··· RECORDS SUPPLIED ···

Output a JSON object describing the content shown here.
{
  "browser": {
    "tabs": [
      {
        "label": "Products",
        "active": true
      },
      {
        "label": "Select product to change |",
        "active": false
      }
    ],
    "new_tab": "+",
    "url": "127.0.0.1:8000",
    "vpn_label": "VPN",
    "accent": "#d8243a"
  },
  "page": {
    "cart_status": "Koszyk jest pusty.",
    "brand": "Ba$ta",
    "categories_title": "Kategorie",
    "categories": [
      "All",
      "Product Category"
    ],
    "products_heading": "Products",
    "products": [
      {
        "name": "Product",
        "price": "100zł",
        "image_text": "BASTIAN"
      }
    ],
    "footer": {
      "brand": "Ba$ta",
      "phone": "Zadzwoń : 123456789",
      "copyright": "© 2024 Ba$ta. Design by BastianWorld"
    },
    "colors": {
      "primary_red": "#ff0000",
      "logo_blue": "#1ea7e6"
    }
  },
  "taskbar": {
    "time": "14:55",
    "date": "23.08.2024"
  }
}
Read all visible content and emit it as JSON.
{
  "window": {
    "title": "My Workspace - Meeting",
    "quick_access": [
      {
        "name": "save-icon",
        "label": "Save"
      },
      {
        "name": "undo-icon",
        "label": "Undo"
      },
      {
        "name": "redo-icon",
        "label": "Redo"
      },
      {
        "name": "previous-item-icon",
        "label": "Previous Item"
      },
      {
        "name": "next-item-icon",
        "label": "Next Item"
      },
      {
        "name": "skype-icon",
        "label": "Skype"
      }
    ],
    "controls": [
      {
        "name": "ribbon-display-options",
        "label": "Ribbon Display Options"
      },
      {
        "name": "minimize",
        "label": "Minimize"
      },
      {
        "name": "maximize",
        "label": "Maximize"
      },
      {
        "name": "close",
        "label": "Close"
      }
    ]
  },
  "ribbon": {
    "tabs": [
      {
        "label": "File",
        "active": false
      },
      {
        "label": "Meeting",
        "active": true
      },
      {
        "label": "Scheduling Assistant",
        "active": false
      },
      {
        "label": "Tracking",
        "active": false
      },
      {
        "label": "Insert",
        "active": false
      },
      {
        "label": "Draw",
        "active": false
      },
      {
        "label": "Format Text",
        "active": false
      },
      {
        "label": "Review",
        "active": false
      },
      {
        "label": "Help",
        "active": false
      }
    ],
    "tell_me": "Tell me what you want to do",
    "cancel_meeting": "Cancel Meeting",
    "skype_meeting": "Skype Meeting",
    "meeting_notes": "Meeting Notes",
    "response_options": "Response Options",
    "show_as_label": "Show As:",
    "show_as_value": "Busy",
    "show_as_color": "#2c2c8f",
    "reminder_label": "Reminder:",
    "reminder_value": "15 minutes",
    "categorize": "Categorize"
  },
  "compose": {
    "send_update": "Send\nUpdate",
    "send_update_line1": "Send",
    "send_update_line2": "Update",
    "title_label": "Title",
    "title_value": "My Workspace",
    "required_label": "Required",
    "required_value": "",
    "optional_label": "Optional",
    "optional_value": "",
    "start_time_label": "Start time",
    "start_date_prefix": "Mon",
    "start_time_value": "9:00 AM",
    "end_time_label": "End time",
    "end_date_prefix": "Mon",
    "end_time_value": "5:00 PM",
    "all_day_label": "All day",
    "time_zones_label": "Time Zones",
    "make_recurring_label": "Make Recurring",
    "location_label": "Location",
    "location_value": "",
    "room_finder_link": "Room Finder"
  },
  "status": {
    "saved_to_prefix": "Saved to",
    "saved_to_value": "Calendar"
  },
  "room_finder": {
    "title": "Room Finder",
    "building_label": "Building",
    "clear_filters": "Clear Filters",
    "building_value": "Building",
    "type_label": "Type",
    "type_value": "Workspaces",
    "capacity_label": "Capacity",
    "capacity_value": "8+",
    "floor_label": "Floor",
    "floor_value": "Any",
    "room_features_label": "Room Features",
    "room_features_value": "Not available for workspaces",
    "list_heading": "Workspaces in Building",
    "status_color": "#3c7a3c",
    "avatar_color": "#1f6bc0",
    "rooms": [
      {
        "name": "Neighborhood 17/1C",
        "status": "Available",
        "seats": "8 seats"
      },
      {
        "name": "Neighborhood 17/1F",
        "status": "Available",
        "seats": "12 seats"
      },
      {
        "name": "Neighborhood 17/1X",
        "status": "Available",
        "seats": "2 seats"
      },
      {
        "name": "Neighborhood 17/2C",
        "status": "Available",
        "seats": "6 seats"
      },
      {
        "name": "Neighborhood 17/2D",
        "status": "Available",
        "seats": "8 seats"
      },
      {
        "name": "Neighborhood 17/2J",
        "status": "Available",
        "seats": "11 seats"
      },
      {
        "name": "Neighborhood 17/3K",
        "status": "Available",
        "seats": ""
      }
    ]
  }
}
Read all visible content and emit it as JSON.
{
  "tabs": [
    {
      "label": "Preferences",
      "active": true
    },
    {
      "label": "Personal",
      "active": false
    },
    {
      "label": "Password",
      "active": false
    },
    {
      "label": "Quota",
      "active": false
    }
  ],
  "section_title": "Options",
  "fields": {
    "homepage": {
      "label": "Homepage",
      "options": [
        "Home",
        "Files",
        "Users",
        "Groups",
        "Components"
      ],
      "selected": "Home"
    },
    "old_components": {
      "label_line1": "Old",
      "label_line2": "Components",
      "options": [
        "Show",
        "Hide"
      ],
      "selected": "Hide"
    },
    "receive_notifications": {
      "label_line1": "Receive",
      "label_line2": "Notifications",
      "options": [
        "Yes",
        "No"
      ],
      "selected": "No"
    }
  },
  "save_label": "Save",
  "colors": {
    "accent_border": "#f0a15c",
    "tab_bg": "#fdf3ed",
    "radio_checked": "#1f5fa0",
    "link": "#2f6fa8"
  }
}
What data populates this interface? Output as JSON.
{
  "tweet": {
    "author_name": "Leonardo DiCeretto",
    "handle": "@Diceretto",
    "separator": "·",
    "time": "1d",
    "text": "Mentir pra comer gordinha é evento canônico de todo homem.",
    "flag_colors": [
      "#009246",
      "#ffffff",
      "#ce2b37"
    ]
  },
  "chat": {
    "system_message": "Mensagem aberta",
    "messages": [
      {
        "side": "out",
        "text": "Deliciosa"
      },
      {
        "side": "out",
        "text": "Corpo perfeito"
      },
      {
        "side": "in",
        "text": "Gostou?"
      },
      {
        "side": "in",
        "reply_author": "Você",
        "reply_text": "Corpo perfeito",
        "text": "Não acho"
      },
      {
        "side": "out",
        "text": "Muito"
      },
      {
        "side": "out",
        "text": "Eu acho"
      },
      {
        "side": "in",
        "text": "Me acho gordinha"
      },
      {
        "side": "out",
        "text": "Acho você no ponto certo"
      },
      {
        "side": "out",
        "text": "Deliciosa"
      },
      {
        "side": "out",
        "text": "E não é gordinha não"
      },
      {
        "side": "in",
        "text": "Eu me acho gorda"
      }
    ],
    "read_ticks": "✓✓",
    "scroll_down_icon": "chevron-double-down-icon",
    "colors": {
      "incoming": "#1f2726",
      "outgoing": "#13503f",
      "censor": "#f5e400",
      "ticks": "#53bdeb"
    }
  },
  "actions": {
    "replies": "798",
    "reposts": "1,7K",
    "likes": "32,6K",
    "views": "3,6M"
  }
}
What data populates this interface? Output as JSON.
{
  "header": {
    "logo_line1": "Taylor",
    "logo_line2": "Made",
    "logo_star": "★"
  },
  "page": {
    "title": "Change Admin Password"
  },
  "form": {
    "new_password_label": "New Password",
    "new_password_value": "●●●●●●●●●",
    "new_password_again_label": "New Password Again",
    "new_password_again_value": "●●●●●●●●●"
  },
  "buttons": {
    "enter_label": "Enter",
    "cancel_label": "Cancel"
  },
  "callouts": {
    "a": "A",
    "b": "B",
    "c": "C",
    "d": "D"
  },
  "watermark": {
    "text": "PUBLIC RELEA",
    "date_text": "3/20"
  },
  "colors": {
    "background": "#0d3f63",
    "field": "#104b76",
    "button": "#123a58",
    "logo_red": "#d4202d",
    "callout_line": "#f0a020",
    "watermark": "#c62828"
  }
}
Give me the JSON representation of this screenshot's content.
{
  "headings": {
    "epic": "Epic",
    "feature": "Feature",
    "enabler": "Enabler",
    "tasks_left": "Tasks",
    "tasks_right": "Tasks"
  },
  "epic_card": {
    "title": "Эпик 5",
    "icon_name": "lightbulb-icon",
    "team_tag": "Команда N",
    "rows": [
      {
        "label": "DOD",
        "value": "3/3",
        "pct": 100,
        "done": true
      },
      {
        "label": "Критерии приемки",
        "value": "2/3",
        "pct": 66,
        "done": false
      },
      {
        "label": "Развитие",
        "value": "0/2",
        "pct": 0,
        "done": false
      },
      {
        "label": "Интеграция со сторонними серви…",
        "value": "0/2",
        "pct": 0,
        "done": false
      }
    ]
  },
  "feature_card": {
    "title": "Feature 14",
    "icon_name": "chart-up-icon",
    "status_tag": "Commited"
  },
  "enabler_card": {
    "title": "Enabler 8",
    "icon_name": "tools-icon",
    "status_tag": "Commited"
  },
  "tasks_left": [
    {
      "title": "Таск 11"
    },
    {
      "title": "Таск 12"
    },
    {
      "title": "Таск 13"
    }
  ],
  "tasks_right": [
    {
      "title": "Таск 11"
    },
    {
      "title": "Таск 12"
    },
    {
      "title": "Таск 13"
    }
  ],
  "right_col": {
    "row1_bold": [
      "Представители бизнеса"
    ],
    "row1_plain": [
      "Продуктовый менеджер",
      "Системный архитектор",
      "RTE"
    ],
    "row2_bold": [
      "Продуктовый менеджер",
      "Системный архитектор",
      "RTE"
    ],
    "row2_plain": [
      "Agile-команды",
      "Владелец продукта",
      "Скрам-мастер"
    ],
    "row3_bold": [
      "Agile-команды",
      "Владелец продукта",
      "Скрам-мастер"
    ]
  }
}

···

• **THE REQUEST**
Where a line above contains the word "Neighborhood", copy that line.

• **SOLUTION TO THIS PROBLEM**
        "name": "Neighborhood 17/1C",
        "name": "Neighborhood 17/1F",
        "name": "Neighborhood 17/1X",
        "name": "Neighborhood 17/2C",
        "name": "Neighborhood 17/2D",
        "name": "Neighborhood 17/2J",
        "name": "Neighborhood 17/3K",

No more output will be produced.